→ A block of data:

-- Begin --

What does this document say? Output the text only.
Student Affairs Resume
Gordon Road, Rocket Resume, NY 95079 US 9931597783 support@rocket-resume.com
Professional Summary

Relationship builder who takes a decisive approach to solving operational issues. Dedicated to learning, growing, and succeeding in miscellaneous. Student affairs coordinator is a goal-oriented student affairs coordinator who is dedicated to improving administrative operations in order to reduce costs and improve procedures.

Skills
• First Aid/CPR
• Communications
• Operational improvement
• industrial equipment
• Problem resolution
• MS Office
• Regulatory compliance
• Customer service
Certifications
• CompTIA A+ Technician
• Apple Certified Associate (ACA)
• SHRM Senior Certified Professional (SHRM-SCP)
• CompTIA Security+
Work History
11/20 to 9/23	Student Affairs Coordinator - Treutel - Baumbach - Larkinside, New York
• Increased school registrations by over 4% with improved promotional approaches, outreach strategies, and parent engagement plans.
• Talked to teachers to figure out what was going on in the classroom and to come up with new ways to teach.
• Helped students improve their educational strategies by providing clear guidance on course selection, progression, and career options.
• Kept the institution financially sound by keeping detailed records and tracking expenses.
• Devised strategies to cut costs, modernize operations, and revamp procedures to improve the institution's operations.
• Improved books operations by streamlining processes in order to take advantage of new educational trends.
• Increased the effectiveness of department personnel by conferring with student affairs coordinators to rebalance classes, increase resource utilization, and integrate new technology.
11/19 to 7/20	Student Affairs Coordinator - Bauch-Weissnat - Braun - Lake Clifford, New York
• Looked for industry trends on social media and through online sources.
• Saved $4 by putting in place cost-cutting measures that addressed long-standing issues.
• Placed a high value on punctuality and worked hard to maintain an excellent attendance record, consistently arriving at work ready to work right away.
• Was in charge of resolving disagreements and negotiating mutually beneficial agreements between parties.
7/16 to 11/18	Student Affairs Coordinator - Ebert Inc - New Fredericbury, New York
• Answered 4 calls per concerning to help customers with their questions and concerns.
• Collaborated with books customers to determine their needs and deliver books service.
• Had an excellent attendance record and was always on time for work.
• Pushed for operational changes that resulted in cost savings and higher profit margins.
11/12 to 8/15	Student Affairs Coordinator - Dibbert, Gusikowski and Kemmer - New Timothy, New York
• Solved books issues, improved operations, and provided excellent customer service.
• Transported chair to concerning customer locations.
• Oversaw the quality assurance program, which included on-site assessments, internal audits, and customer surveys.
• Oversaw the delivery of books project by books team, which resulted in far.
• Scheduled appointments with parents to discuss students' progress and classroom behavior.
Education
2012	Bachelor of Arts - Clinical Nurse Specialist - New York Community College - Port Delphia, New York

-- End --

→ The request: Extract the complete set of records unchanged.

→ Finished exercise:
What does this document say? Output the text only.
Student Affairs Resume
Gordon Road, Rocket Resume, NY 95079 US 9931597783 support@rocket-resume.com
Professional Summary

Relationship builder who takes a decisive approach to solving operational issues. Dedicated to learning, growing, and succeeding in miscellaneous. Student affairs coordinator is a goal-oriented student affairs coordinator who is dedicated to improving administrative operations in order to reduce costs and improve procedures.

Skills
• First Aid/CPR
• Communications
• Operational improvement
• industrial equipment
• Problem resolution
• MS Office
• Regulatory compliance
• Customer service
Certifications
• CompTIA A+ Technician
• Apple Certified Associate (ACA)
• SHRM Senior Certified Professional (SHRM-SCP)
• CompTIA Security+
Work History
11/20 to 9/23	Student Affairs Coordinator - Treutel - Baumbach - Larkinside, New York
• Increased school registrations by over 4% with improved promotional approaches, outreach strategies, and parent engagement plans.
• Talked to teachers to figure out what was going on in the classroom and to come up with new ways to teach.
• Helped students improve their educational strategies by providing clear guidance on course selection, progression, and career options.
• Kept the institution financially sound by keeping detailed records and tracking expenses.
• Devised strategies to cut costs, modernize operations, and revamp procedures to improve the institution's operations.
• Improved books operations by streamlining processes in order to take advantage of new educational trends.
• Increased the effectiveness of department personnel by conferring with student affairs coordinators to rebalance classes, increase resource utilization, and integrate new technology.
11/19 to 7/20	Student Affairs Coordinator - Bauch-Weissnat - Braun - Lake Clifford, New York
• Looked for industry trends on social media and through online sources.
• Saved $4 by putting in place cost-cutting measures that addressed long-standing issues.
• Placed a high value on punctuality and worked hard to maintain an excellent attendance record, consistently arriving at work ready to work right away.
• Was in charge of resolving disagreements and negotiating mutually beneficial agreements between parties.
7/16 to 11/18	Student Affairs Coordinator - Ebert Inc - New Fredericbury, New York
• Answered 4 calls per concerning to help customers with their questions and concerns.
• Collaborated with books customers to determine their needs and deliver books service.
• Had an excellent attendance record and was always on time for work.
• Pushed for operational changes that resulted in cost savings and higher profit margins.
11/12 to 8/15	Student Affairs Coordinator - Dibbert, Gusikowski and Kemmer - New Timothy, New York
• Solved books issues, improved operations, and provided excellent customer service.
• Transported chair to concerning customer locations.
• Oversaw the quality assurance program, which included on-site assessments, internal audits, and customer surveys.
• Oversaw the delivery of books project by books team, which resulted in far.
• Scheduled appointments with parents to discuss students' progress and classroom behavior.
Education
2012	Bachelor of Arts - Clinical Nurse Specialist - New York Community College - Port Delphia, New York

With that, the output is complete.